##### Extract

That little line, marked on the road was a clear boundary; this is my lane, that is your lane.

Boundaries are everywhere.

They mark the start and finish of our properties; either a fence or a hedge, this is mine, that is yours.

We have rules and regulations which act as boundaries for "good"behaviour; cars drive on the road, people walk on the footpath, red lights mean stop, green means go.

As parents we have boundaries for our children;  keep your elbows off the table ( for those that still eat at tables), say please and thank you, be home at 10 o'clock at night, no you can't use my car! And, as children do, they push those boundaries. They ask for just a little bit more or they continually come home late just to see what exactly, pushing that boundary will mean as far as consequences go.
What you allow, is what will continue

We have boundaries in our close relationships too. These are not often clearly defined.

That is actually not true. We teach people how to treat us in the first few months of a relationship and it is only later, when those boundaries have been pushed way out of shape, that we realise what our boundaries are.

When is a friend not a friend?

Let me give you an example. A client, lets call her Rosie ( all names have been changed to protect client confidentiality) came in to discuss a situation with a friend of hers. The friend, lets call her Jasmine, continually rang Rosie and would launch into her story; no preamble, no greeting just a blatant "can you do this for me? Now? and call me straight back when you've done it"

##########

* _Request 1_: Repeat the entries exactly, starting with their first line and ending with the line that contains "- Bar: [156, 90, 448, 101]", with both of those lines included.
The text and the entries that follow it were taken from unrelated sources.

##### Record list

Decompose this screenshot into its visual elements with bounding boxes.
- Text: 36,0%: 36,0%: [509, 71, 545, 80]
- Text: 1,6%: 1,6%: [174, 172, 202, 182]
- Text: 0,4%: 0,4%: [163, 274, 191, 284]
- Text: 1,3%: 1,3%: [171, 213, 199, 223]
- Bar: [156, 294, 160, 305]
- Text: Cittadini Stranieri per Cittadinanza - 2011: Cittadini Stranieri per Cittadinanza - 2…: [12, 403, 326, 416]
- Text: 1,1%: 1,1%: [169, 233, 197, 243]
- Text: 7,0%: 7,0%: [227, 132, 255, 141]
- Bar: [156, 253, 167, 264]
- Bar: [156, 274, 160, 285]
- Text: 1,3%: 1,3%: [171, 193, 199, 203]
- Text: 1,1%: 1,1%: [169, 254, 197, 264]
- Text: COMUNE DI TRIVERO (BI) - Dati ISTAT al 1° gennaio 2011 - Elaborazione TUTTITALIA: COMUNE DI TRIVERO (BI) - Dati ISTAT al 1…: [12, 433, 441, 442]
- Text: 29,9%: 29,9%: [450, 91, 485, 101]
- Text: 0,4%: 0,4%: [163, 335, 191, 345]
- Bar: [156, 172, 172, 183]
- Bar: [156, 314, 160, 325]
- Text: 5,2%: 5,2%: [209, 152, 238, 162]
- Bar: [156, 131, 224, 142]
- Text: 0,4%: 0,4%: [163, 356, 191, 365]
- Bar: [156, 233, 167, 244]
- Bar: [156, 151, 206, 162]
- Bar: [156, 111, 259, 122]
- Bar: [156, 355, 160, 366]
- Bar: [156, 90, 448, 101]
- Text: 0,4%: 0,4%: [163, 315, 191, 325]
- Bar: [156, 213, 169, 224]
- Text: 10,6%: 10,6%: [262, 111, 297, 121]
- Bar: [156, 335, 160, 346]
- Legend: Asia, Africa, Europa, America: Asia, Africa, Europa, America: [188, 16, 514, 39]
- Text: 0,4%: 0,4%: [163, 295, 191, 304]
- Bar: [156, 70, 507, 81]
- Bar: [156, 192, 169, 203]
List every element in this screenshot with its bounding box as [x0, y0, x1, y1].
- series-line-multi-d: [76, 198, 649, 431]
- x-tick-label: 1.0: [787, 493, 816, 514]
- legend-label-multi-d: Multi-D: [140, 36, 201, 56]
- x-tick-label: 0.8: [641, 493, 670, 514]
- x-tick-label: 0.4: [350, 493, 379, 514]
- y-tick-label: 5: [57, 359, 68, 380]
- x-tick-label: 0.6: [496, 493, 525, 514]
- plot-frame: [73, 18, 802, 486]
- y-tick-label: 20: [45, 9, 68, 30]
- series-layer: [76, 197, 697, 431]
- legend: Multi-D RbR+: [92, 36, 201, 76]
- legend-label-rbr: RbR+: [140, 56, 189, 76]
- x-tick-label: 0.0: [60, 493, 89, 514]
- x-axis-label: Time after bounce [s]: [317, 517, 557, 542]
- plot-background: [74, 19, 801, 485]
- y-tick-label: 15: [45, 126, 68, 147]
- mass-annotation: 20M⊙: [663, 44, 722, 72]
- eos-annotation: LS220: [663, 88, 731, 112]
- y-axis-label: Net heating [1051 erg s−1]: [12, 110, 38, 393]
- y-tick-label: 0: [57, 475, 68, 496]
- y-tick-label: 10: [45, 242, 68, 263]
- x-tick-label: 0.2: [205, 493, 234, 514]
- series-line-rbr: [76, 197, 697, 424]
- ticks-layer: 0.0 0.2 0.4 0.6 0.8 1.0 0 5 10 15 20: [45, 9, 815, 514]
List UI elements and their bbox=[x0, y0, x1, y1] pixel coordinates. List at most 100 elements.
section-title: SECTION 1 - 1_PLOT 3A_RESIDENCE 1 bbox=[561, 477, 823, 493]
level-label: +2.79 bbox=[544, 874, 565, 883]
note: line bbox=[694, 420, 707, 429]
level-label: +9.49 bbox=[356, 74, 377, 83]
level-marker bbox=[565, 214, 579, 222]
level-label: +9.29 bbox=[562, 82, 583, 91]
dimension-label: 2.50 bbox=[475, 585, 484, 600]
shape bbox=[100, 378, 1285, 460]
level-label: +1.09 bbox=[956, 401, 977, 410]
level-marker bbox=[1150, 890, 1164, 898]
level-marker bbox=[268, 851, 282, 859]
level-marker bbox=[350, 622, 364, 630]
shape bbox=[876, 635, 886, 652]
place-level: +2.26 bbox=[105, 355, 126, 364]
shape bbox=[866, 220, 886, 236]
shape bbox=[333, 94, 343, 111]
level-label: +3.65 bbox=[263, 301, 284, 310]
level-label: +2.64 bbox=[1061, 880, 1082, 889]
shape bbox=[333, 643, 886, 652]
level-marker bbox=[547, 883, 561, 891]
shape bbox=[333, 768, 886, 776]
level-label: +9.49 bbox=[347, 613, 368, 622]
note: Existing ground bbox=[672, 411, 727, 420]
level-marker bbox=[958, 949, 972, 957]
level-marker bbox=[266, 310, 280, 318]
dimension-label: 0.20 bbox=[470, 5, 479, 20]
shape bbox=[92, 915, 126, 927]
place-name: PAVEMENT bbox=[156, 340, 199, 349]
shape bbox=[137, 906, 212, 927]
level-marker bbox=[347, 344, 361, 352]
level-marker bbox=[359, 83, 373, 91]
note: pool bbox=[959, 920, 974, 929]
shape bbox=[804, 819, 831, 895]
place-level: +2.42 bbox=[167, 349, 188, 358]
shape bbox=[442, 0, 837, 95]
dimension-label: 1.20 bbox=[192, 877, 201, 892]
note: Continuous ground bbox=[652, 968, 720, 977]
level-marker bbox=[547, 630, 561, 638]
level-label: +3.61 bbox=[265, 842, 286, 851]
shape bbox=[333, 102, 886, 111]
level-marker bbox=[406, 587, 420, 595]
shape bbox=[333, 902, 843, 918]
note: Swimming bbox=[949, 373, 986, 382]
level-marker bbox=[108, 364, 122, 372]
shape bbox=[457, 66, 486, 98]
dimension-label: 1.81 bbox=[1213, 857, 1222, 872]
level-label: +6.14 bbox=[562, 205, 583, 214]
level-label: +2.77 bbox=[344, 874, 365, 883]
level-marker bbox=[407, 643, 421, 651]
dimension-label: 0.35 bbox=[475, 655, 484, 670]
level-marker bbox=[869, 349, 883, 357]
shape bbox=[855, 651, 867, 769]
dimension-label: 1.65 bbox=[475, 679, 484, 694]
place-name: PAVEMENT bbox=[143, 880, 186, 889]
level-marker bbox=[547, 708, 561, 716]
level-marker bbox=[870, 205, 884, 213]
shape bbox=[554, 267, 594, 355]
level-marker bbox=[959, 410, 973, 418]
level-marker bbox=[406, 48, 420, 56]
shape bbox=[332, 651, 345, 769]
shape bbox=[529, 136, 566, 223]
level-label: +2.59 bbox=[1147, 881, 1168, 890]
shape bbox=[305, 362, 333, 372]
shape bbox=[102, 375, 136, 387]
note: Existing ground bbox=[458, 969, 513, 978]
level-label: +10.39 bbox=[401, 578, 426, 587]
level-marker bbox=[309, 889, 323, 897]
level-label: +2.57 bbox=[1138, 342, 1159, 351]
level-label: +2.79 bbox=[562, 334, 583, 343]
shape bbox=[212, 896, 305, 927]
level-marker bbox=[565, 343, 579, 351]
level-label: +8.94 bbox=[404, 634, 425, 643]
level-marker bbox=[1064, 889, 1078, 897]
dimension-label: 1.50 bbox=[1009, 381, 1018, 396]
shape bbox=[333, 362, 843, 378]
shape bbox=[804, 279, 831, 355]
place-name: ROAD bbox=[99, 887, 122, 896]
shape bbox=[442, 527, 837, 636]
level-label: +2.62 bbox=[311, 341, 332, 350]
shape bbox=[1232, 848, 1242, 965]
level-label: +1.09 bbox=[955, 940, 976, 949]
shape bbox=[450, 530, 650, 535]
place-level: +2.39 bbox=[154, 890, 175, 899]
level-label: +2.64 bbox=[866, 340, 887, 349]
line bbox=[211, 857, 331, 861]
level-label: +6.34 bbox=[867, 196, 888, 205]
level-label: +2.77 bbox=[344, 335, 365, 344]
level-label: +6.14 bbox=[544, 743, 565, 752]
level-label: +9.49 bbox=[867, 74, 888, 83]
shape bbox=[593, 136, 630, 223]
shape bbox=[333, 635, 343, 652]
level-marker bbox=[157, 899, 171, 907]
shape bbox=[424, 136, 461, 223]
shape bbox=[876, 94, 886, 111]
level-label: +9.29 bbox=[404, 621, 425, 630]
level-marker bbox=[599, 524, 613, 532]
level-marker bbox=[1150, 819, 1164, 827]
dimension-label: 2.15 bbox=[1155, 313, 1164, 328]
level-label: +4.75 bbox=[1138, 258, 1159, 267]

##########

* _Request 2_: Reproduce exactly the part of the text on boundaries that opens with the words "We have boundaries in" and closes with "not a friend?".

* _Final result 1_:
Decompose this screenshot into its visual elements with bounding boxes.
- Text: 36,0%: 36,0%: [509, 71, 545, 80]
- Text: 1,6%: 1,6%: [174, 172, 202, 182]
- Text: 0,4%: 0,4%: [163, 274, 191, 284]
- Text: 1,3%: 1,3%: [171, 213, 199, 223]
- Bar: [156, 294, 160, 305]
- Text: Cittadini Stranieri per Cittadinanza - 2011: Cittadini Stranieri per Cittadinanza - 2…: [12, 403, 326, 416]
- Text: 1,1%: 1,1%: [169, 233, 197, 243]
- Text: 7,0%: 7,0%: [227, 132, 255, 141]
- Bar: [156, 253, 167, 264]
- Bar: [156, 274, 160, 285]
- Text: 1,3%: 1,3%: [171, 193, 199, 203]
- Text: 1,1%: 1,1%: [169, 254, 197, 264]
- Text: COMUNE DI TRIVERO (BI) - Dati ISTAT al 1° gennaio 2011 - Elaborazione TUTTITALIA: COMUNE DI TRIVERO (BI) - Dati ISTAT al 1…: [12, 433, 441, 442]
- Text: 29,9%: 29,9%: [450, 91, 485, 101]
- Text: 0,4%: 0,4%: [163, 335, 191, 345]
- Bar: [156, 172, 172, 183]
- Bar: [156, 314, 160, 325]
- Text: 5,2%: 5,2%: [209, 152, 238, 162]
- Bar: [156, 131, 224, 142]
- Text: 0,4%: 0,4%: [163, 356, 191, 365]
- Bar: [156, 233, 167, 244]
- Bar: [156, 151, 206, 162]
- Bar: [156, 111, 259, 122]
- Bar: [156, 355, 160, 366]
- Bar: [156, 90, 448, 101]

* _Final result 2_:
We have boundaries in our close relationships too. These are not often clearly defined.

That is actually not true. We teach people how to treat us in the first few months of a relationship and it is only later, when those boundaries have been pushed way out of shape, that we realise what our boundaries are.

When is a friend not a friend?